start Entries supplied

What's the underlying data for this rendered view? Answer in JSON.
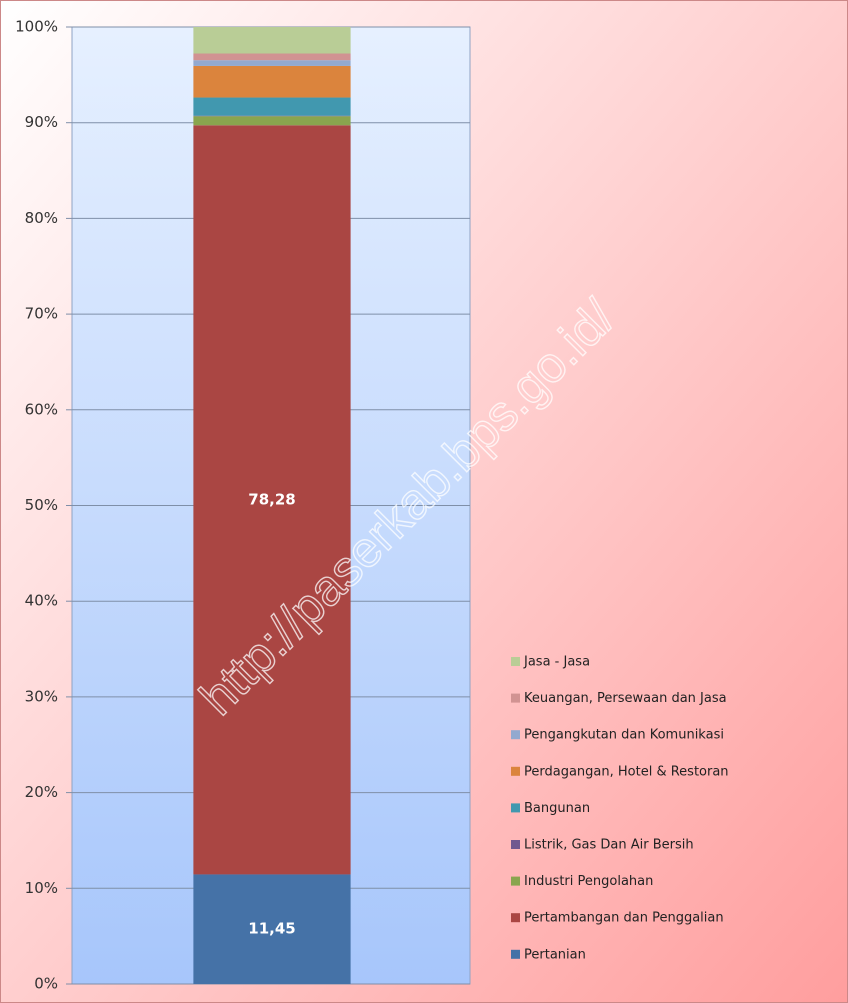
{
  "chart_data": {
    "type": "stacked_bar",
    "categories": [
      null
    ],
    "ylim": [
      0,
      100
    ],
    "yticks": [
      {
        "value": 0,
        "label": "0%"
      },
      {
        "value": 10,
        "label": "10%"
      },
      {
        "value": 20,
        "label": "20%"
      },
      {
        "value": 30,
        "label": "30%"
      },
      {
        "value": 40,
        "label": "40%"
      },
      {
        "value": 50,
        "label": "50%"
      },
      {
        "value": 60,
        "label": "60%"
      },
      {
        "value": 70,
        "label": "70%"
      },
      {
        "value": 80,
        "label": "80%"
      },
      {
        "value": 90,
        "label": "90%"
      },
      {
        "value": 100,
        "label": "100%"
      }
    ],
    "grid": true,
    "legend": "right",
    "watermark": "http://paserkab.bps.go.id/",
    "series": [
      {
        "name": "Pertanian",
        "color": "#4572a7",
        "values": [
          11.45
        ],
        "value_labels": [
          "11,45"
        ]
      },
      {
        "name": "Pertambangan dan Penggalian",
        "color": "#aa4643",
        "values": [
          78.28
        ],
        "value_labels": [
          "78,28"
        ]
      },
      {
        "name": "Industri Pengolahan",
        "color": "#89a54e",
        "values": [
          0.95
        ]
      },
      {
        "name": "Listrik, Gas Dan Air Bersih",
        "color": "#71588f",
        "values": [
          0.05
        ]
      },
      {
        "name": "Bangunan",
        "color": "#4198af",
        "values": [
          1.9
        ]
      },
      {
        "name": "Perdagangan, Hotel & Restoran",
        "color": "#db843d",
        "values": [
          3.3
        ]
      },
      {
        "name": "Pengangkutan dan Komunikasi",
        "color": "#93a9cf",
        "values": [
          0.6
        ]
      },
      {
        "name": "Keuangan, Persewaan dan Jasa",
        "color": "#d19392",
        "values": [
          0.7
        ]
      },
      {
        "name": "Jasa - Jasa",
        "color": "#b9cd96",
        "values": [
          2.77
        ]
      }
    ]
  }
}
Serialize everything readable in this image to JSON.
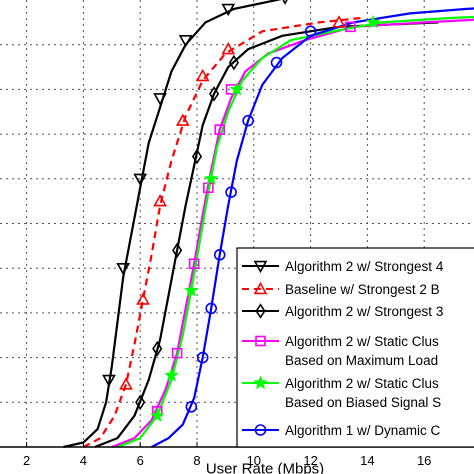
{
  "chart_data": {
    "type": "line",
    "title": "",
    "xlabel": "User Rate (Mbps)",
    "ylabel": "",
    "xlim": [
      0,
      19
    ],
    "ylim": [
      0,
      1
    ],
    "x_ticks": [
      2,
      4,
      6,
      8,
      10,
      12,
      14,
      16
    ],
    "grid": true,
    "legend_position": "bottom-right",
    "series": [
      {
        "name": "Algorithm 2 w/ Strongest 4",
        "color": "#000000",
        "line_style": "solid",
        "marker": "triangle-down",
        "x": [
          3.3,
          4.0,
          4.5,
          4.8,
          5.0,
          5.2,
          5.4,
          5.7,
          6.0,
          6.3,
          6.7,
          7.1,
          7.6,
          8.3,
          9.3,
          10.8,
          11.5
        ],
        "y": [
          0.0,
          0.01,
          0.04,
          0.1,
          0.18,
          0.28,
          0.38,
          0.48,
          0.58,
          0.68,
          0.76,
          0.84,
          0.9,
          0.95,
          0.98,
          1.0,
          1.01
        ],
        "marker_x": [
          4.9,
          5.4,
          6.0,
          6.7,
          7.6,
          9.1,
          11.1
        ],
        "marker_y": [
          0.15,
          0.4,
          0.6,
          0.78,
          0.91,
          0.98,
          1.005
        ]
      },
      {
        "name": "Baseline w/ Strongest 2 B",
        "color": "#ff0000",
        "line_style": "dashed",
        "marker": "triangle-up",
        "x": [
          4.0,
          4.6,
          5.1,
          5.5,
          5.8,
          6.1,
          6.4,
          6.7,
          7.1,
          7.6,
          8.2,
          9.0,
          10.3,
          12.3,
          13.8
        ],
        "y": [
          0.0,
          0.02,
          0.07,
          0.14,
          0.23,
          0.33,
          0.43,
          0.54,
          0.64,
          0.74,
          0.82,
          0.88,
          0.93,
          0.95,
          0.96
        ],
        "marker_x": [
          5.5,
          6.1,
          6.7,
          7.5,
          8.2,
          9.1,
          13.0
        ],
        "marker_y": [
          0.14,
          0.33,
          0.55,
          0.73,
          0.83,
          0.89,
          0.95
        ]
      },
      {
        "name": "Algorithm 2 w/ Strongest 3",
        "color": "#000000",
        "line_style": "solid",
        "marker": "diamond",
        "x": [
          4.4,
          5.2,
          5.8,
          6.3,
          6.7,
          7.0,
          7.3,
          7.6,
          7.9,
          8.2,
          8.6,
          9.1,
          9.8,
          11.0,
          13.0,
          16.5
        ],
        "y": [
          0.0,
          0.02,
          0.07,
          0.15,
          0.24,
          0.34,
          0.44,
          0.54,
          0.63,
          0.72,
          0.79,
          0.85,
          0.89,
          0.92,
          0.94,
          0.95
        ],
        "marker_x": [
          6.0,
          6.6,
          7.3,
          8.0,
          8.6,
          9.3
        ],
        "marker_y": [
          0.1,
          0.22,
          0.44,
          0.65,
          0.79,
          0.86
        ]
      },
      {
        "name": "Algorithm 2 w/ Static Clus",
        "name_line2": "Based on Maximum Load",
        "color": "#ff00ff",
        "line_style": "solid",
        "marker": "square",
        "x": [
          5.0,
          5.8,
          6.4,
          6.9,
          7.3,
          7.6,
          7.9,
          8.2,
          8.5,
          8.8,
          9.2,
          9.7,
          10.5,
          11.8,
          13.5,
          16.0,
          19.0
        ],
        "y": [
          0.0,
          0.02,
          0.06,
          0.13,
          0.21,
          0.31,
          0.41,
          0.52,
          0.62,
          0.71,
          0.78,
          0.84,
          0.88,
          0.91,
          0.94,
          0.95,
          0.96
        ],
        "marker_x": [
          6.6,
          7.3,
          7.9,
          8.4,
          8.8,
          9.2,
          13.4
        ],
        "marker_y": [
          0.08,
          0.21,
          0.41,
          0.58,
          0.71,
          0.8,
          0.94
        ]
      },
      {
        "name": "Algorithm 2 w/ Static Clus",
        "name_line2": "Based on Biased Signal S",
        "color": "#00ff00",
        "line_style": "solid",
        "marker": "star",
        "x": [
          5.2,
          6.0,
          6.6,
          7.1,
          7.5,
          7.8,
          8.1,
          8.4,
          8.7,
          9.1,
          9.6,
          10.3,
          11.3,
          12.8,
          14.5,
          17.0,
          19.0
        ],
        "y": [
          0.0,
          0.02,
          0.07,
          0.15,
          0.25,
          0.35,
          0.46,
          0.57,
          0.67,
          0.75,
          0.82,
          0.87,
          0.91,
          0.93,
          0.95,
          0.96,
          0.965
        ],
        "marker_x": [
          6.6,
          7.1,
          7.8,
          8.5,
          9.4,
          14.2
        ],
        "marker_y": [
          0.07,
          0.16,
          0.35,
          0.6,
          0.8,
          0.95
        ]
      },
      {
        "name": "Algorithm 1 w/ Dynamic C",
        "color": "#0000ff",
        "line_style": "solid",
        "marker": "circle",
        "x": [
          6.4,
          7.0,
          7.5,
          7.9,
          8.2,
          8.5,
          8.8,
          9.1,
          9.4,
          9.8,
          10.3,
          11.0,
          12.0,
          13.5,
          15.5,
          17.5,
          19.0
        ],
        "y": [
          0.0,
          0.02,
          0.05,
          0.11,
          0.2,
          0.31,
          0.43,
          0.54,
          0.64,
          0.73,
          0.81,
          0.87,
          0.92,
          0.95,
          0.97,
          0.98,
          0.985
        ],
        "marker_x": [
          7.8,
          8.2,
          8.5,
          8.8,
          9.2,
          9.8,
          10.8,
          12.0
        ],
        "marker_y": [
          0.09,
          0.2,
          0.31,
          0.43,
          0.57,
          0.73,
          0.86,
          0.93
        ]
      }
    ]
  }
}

end Entries supplied

» Stated exercise:
Copy out the listing exactly as it stands, but not the pictures.

» Solution for this problem:
What's the underlying data for this rendered view? Answer in JSON.
{
  "chart_data": {
    "type": "stacked_bar",
    "categories": [
      null
    ],
    "ylim": [
      0,
      100
    ],
    "yticks": [
      {
        "value": 0,
        "label": "0%"
      },
      {
        "value": 10,
        "label": "10%"
      },
      {
        "value": 20,
        "label": "20%"
      },
      {
        "value": 30,
        "label": "30%"
      },
      {
        "value": 40,
        "label": "40%"
      },
      {
        "value": 50,
        "label": "50%"
      },
      {
        "value": 60,
        "label": "60%"
      },
      {
        "value": 70,
        "label": "70%"
      },
      {
        "value": 80,
        "label": "80%"
      },
      {
        "value": 90,
        "label": "90%"
      },
      {
        "value": 100,
        "label": "100%"
      }
    ],
    "grid": true,
    "legend": "right",
    "watermark": "http://paserkab.bps.go.id/",
    "series": [
      {
        "name": "Pertanian",
        "color": "#4572a7",
        "values": [
          11.45
        ],
        "value_labels": [
          "11,45"
        ]
      },
      {
        "name": "Pertambangan dan Penggalian",
        "color": "#aa4643",
        "values": [
          78.28
        ],
        "value_labels": [
          "78,28"
        ]
      },
      {
        "name": "Industri Pengolahan",
        "color": "#89a54e",
        "values": [
          0.95
        ]
      },
      {
        "name": "Listrik, Gas Dan Air Bersih",
        "color": "#71588f",
        "values": [
          0.05
        ]
      },
      {
        "name": "Bangunan",
        "color": "#4198af",
        "values": [
          1.9
        ]
      },
      {
        "name": "Perdagangan, Hotel & Restoran",
        "color": "#db843d",
        "values": [
          3.3
        ]
      },
      {
        "name": "Pengangkutan dan Komunikasi",
        "color": "#93a9cf",
        "values": [
          0.6
        ]
      },
      {
        "name": "Keuangan, Persewaan dan Jasa",
        "color": "#d19392",
        "values": [
          0.7
        ]
      },
      {
        "name": "Jasa - Jasa",
        "color": "#b9cd96",
        "values": [
          2.77
        ]
      }
    ]
  }
}
Serialize everything readable in this image to JSON.
{
  "chart_data": {
    "type": "line",
    "title": "",
    "xlabel": "User Rate (Mbps)",
    "ylabel": "",
    "xlim": [
      0,
      19
    ],
    "ylim": [
      0,
      1
    ],
    "x_ticks": [
      2,
      4,
      6,
      8,
      10,
      12,
      14,
      16
    ],
    "grid": true,
    "legend_position": "bottom-right",
    "series": [
      {
        "name": "Algorithm 2 w/ Strongest 4",
        "color": "#000000",
        "line_style": "solid",
        "marker": "triangle-down",
        "x": [
          3.3,
          4.0,
          4.5,
          4.8,
          5.0,
          5.2,
          5.4,
          5.7,
          6.0,
          6.3,
          6.7,
          7.1,
          7.6,
          8.3,
          9.3,
          10.8,
          11.5
        ],
        "y": [
          0.0,
          0.01,
          0.04,
          0.1,
          0.18,
          0.28,
          0.38,
          0.48,
          0.58,
          0.68,
          0.76,
          0.84,
          0.9,
          0.95,
          0.98,
          1.0,
          1.01
        ],
        "marker_x": [
          4.9,
          5.4,
          6.0,
          6.7,
          7.6,
          9.1,
          11.1
        ],
        "marker_y": [
          0.15,
          0.4,
          0.6,
          0.78,
          0.91,
          0.98,
          1.005
        ]
      },
      {
        "name": "Baseline w/ Strongest 2 B",
        "color": "#ff0000",
        "line_style": "dashed",
        "marker": "triangle-up",
        "x": [
          4.0,
          4.6,
          5.1,
          5.5,
          5.8,
          6.1,
          6.4,
          6.7,
          7.1,
          7.6,
          8.2,
          9.0,
          10.3,
          12.3,
          13.8
        ],
        "y": [
          0.0,
          0.02,
          0.07,
          0.14,
          0.23,
          0.33,
          0.43,
          0.54,
          0.64,
          0.74,
          0.82,
          0.88,
          0.93,
          0.95,
          0.96
        ],
        "marker_x": [
          5.5,
          6.1,
          6.7,
          7.5,
          8.2,
          9.1,
          13.0
        ],
        "marker_y": [
          0.14,
          0.33,
          0.55,
          0.73,
          0.83,
          0.89,
          0.95
        ]
      },
      {
        "name": "Algorithm 2 w/ Strongest 3",
        "color": "#000000",
        "line_style": "solid",
        "marker": "diamond",
        "x": [
          4.4,
          5.2,
          5.8,
          6.3,
          6.7,
          7.0,
          7.3,
          7.6,
          7.9,
          8.2,
          8.6,
          9.1,
          9.8,
          11.0,
          13.0,
          16.5
        ],
        "y": [
          0.0,
          0.02,
          0.07,
          0.15,
          0.24,
          0.34,
          0.44,
          0.54,
          0.63,
          0.72,
          0.79,
          0.85,
          0.89,
          0.92,
          0.94,
          0.95
        ],
        "marker_x": [
          6.0,
          6.6,
          7.3,
          8.0,
          8.6,
          9.3
        ],
        "marker_y": [
          0.1,
          0.22,
          0.44,
          0.65,
          0.79,
          0.86
        ]
      },
      {
        "name": "Algorithm 2 w/ Static Clus",
        "name_line2": "Based on Maximum Load",
        "color": "#ff00ff",
        "line_style": "solid",
        "marker": "square",
        "x": [
          5.0,
          5.8,
          6.4,
          6.9,
          7.3,
          7.6,
          7.9,
          8.2,
          8.5,
          8.8,
          9.2,
          9.7,
          10.5,
          11.8,
          13.5,
          16.0,
          19.0
        ],
        "y": [
          0.0,
          0.02,
          0.06,
          0.13,
          0.21,
          0.31,
          0.41,
          0.52,
          0.62,
          0.71,
          0.78,
          0.84,
          0.88,
          0.91,
          0.94,
          0.95,
          0.96
        ],
        "marker_x": [
          6.6,
          7.3,
          7.9,
          8.4,
          8.8,
          9.2,
          13.4
        ],
        "marker_y": [
          0.08,
          0.21,
          0.41,
          0.58,
          0.71,
          0.8,
          0.94
        ]
      },
      {
        "name": "Algorithm 2 w/ Static Clus",
        "name_line2": "Based on Biased Signal S",
        "color": "#00ff00",
        "line_style": "solid",
        "marker": "star",
        "x": [
          5.2,
          6.0,
          6.6,
          7.1,
          7.5,
          7.8,
          8.1,
          8.4,
          8.7,
          9.1,
          9.6,
          10.3,
          11.3,
          12.8,
          14.5,
          17.0,
          19.0
        ],
        "y": [
          0.0,
          0.02,
          0.07,
          0.15,
          0.25,
          0.35,
          0.46,
          0.57,
          0.67,
          0.75,
          0.82,
          0.87,
          0.91,
          0.93,
          0.95,
          0.96,
          0.965
        ],
        "marker_x": [
          6.6,
          7.1,
          7.8,
          8.5,
          9.4,
          14.2
        ],
        "marker_y": [
          0.07,
          0.16,
          0.35,
          0.6,
          0.8,
          0.95
        ]
      },
      {
        "name": "Algorithm 1 w/ Dynamic C",
        "color": "#0000ff",
        "line_style": "solid",
        "marker": "circle",
        "x": [
          6.4,
          7.0,
          7.5,
          7.9,
          8.2,
          8.5,
          8.8,
          9.1,
          9.4,
          9.8,
          10.3,
          11.0,
          12.0,
          13.5,
          15.5,
          17.5,
          19.0
        ],
        "y": [
          0.0,
          0.02,
          0.05,
          0.11,
          0.2,
          0.31,
          0.43,
          0.54,
          0.64,
          0.73,
          0.81,
          0.87,
          0.92,
          0.95,
          0.97,
          0.98,
          0.985
        ],
        "marker_x": [
          7.8,
          8.2,
          8.5,
          8.8,
          9.2,
          9.8,
          10.8,
          12.0
        ],
        "marker_y": [
          0.09,
          0.2,
          0.31,
          0.43,
          0.57,
          0.73,
          0.86,
          0.93
        ]
      }
    ]
  }
}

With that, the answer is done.